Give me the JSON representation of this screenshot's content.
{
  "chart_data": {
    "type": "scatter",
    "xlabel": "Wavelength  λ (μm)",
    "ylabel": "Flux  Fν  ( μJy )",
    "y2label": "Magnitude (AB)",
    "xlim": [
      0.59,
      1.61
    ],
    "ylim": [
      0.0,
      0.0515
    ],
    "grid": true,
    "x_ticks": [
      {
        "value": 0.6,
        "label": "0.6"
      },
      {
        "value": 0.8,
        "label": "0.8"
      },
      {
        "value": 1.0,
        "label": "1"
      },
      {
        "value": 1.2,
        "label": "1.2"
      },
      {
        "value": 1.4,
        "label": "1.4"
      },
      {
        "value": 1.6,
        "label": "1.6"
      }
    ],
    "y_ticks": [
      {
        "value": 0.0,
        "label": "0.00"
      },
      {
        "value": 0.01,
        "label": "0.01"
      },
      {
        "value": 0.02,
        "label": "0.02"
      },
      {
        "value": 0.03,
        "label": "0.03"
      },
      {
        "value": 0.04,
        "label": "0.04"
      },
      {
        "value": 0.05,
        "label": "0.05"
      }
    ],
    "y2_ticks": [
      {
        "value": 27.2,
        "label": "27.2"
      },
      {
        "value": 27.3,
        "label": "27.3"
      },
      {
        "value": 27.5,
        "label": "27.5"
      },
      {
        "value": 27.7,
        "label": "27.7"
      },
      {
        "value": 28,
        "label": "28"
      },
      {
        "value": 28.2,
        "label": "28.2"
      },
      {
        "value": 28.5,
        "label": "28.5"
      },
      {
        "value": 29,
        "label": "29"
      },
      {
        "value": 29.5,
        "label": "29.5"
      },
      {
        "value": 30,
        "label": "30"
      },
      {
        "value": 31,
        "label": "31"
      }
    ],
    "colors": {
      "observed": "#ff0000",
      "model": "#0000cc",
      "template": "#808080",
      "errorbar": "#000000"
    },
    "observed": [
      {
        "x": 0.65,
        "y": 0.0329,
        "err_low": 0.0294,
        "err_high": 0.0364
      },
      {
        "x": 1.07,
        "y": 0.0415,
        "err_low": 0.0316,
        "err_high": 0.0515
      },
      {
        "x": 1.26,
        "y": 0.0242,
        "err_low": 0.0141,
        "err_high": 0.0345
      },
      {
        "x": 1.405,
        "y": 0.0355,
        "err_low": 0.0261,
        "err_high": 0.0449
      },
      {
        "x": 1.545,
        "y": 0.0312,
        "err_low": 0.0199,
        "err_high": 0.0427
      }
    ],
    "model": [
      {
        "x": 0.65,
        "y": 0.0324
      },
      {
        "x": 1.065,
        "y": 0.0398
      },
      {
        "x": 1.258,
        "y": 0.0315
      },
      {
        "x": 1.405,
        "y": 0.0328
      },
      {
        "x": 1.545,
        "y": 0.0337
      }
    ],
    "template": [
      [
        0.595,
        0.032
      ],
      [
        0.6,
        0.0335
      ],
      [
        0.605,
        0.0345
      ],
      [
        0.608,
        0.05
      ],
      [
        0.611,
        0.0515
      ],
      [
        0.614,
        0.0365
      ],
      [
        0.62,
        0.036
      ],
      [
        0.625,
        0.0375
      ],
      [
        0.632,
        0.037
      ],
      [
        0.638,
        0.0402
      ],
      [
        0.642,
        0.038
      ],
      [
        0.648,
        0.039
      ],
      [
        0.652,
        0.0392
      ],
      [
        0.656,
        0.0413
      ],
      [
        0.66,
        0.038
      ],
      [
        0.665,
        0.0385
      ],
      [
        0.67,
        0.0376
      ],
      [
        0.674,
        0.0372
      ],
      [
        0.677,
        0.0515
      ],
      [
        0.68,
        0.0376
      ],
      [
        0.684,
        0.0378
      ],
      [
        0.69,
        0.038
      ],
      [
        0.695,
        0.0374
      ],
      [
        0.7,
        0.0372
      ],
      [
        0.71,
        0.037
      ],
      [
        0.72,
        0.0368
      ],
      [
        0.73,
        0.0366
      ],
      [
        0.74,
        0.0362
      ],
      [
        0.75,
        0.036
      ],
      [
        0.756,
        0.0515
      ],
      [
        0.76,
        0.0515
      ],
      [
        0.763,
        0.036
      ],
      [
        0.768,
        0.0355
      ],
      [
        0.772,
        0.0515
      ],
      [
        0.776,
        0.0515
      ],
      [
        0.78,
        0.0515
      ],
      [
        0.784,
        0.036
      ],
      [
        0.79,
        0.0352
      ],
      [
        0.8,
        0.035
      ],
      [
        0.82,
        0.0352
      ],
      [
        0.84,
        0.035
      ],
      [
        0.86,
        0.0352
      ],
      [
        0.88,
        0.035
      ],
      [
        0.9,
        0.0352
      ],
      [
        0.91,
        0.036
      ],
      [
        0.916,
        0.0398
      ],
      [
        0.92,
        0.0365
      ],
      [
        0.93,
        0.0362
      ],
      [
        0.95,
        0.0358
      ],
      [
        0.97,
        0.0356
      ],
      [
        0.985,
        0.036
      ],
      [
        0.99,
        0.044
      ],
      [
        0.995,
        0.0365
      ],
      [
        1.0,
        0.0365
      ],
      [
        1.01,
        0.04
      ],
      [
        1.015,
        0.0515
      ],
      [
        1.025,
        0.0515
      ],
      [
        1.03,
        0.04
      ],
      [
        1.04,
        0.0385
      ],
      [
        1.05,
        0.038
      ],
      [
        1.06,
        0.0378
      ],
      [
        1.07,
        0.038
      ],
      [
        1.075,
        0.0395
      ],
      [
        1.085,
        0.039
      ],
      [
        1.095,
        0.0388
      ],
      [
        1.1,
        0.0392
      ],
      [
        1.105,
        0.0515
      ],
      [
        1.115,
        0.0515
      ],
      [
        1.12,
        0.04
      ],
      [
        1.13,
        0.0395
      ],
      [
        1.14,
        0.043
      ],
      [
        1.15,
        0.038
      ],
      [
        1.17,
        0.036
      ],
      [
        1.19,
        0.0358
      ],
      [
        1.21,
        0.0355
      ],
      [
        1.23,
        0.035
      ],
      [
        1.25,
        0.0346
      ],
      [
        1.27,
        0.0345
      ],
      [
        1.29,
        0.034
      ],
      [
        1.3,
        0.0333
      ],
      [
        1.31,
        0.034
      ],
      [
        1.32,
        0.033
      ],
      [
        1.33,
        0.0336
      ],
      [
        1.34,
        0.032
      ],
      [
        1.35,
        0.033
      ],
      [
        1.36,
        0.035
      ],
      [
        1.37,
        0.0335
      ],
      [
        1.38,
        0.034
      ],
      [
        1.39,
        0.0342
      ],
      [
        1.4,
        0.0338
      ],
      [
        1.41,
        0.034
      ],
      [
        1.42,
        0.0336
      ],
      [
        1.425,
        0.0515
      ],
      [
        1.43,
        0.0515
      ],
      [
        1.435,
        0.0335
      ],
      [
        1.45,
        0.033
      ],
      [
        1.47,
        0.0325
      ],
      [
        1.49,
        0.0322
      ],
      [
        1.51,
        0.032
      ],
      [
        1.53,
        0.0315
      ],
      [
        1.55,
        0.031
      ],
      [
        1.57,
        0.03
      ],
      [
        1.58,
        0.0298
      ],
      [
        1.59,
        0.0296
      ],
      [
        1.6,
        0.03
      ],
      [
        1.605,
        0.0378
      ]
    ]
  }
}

→ **GIVEN EXERCISE**:
All entries must be repeated verbatim.

→ **SOLUTION FOR THIS PROBLEM**:
Give me the JSON representation of this screenshot's content.
{
  "chart_data": {
    "type": "scatter",
    "xlabel": "Wavelength  λ (μm)",
    "ylabel": "Flux  Fν  ( μJy )",
    "y2label": "Magnitude (AB)",
    "xlim": [
      0.59,
      1.61
    ],
    "ylim": [
      0.0,
      0.0515
    ],
    "grid": true,
    "x_ticks": [
      {
        "value": 0.6,
        "label": "0.6"
      },
      {
        "value": 0.8,
        "label": "0.8"
      },
      {
        "value": 1.0,
        "label": "1"
      },
      {
        "value": 1.2,
        "label": "1.2"
      },
      {
        "value": 1.4,
        "label": "1.4"
      },
      {
        "value": 1.6,
        "label": "1.6"
      }
    ],
    "y_ticks": [
      {
        "value": 0.0,
        "label": "0.00"
      },
      {
        "value": 0.01,
        "label": "0.01"
      },
      {
        "value": 0.02,
        "label": "0.02"
      },
      {
        "value": 0.03,
        "label": "0.03"
      },
      {
        "value": 0.04,
        "label": "0.04"
      },
      {
        "value": 0.05,
        "label": "0.05"
      }
    ],
    "y2_ticks": [
      {
        "value": 27.2,
        "label": "27.2"
      },
      {
        "value": 27.3,
        "label": "27.3"
      },
      {
        "value": 27.5,
        "label": "27.5"
      },
      {
        "value": 27.7,
        "label": "27.7"
      },
      {
        "value": 28,
        "label": "28"
      },
      {
        "value": 28.2,
        "label": "28.2"
      },
      {
        "value": 28.5,
        "label": "28.5"
      },
      {
        "value": 29,
        "label": "29"
      },
      {
        "value": 29.5,
        "label": "29.5"
      },
      {
        "value": 30,
        "label": "30"
      },
      {
        "value": 31,
        "label": "31"
      }
    ],
    "colors": {
      "observed": "#ff0000",
      "model": "#0000cc",
      "template": "#808080",
      "errorbar": "#000000"
    },
    "observed": [
      {
        "x": 0.65,
        "y": 0.0329,
        "err_low": 0.0294,
        "err_high": 0.0364
      },
      {
        "x": 1.07,
        "y": 0.0415,
        "err_low": 0.0316,
        "err_high": 0.0515
      },
      {
        "x": 1.26,
        "y": 0.0242,
        "err_low": 0.0141,
        "err_high": 0.0345
      },
      {
        "x": 1.405,
        "y": 0.0355,
        "err_low": 0.0261,
        "err_high": 0.0449
      },
      {
        "x": 1.545,
        "y": 0.0312,
        "err_low": 0.0199,
        "err_high": 0.0427
      }
    ],
    "model": [
      {
        "x": 0.65,
        "y": 0.0324
      },
      {
        "x": 1.065,
        "y": 0.0398
      },
      {
        "x": 1.258,
        "y": 0.0315
      },
      {
        "x": 1.405,
        "y": 0.0328
      },
      {
        "x": 1.545,
        "y": 0.0337
      }
    ],
    "template": [
      [
        0.595,
        0.032
      ],
      [
        0.6,
        0.0335
      ],
      [
        0.605,
        0.0345
      ],
      [
        0.608,
        0.05
      ],
      [
        0.611,
        0.0515
      ],
      [
        0.614,
        0.0365
      ],
      [
        0.62,
        0.036
      ],
      [
        0.625,
        0.0375
      ],
      [
        0.632,
        0.037
      ],
      [
        0.638,
        0.0402
      ],
      [
        0.642,
        0.038
      ],
      [
        0.648,
        0.039
      ],
      [
        0.652,
        0.0392
      ],
      [
        0.656,
        0.0413
      ],
      [
        0.66,
        0.038
      ],
      [
        0.665,
        0.0385
      ],
      [
        0.67,
        0.0376
      ],
      [
        0.674,
        0.0372
      ],
      [
        0.677,
        0.0515
      ],
      [
        0.68,
        0.0376
      ],
      [
        0.684,
        0.0378
      ],
      [
        0.69,
        0.038
      ],
      [
        0.695,
        0.0374
      ],
      [
        0.7,
        0.0372
      ],
      [
        0.71,
        0.037
      ],
      [
        0.72,
        0.0368
      ],
      [
        0.73,
        0.0366
      ],
      [
        0.74,
        0.0362
      ],
      [
        0.75,
        0.036
      ],
      [
        0.756,
        0.0515
      ],
      [
        0.76,
        0.0515
      ],
      [
        0.763,
        0.036
      ],
      [
        0.768,
        0.0355
      ],
      [
        0.772,
        0.0515
      ],
      [
        0.776,
        0.0515
      ],
      [
        0.78,
        0.0515
      ],
      [
        0.784,
        0.036
      ],
      [
        0.79,
        0.0352
      ],
      [
        0.8,
        0.035
      ],
      [
        0.82,
        0.0352
      ],
      [
        0.84,
        0.035
      ],
      [
        0.86,
        0.0352
      ],
      [
        0.88,
        0.035
      ],
      [
        0.9,
        0.0352
      ],
      [
        0.91,
        0.036
      ],
      [
        0.916,
        0.0398
      ],
      [
        0.92,
        0.0365
      ],
      [
        0.93,
        0.0362
      ],
      [
        0.95,
        0.0358
      ],
      [
        0.97,
        0.0356
      ],
      [
        0.985,
        0.036
      ],
      [
        0.99,
        0.044
      ],
      [
        0.995,
        0.0365
      ],
      [
        1.0,
        0.0365
      ],
      [
        1.01,
        0.04
      ],
      [
        1.015,
        0.0515
      ],
      [
        1.025,
        0.0515
      ],
      [
        1.03,
        0.04
      ],
      [
        1.04,
        0.0385
      ],
      [
        1.05,
        0.038
      ],
      [
        1.06,
        0.0378
      ],
      [
        1.07,
        0.038
      ],
      [
        1.075,
        0.0395
      ],
      [
        1.085,
        0.039
      ],
      [
        1.095,
        0.0388
      ],
      [
        1.1,
        0.0392
      ],
      [
        1.105,
        0.0515
      ],
      [
        1.115,
        0.0515
      ],
      [
        1.12,
        0.04
      ],
      [
        1.13,
        0.0395
      ],
      [
        1.14,
        0.043
      ],
      [
        1.15,
        0.038
      ],
      [
        1.17,
        0.036
      ],
      [
        1.19,
        0.0358
      ],
      [
        1.21,
        0.0355
      ],
      [
        1.23,
        0.035
      ],
      [
        1.25,
        0.0346
      ],
      [
        1.27,
        0.0345
      ],
      [
        1.29,
        0.034
      ],
      [
        1.3,
        0.0333
      ],
      [
        1.31,
        0.034
      ],
      [
        1.32,
        0.033
      ],
      [
        1.33,
        0.0336
      ],
      [
        1.34,
        0.032
      ],
      [
        1.35,
        0.033
      ],
      [
        1.36,
        0.035
      ],
      [
        1.37,
        0.0335
      ],
      [
        1.38,
        0.034
      ],
      [
        1.39,
        0.0342
      ],
      [
        1.4,
        0.0338
      ],
      [
        1.41,
        0.034
      ],
      [
        1.42,
        0.0336
      ],
      [
        1.425,
        0.0515
      ],
      [
        1.43,
        0.0515
      ],
      [
        1.435,
        0.0335
      ],
      [
        1.45,
        0.033
      ],
      [
        1.47,
        0.0325
      ],
      [
        1.49,
        0.0322
      ],
      [
        1.51,
        0.032
      ],
      [
        1.53,
        0.0315
      ],
      [
        1.55,
        0.031
      ],
      [
        1.57,
        0.03
      ],
      [
        1.58,
        0.0298
      ],
      [
        1.59,
        0.0296
      ],
      [
        1.6,
        0.03
      ],
      [
        1.605,
        0.0378
      ]
    ]
  }
}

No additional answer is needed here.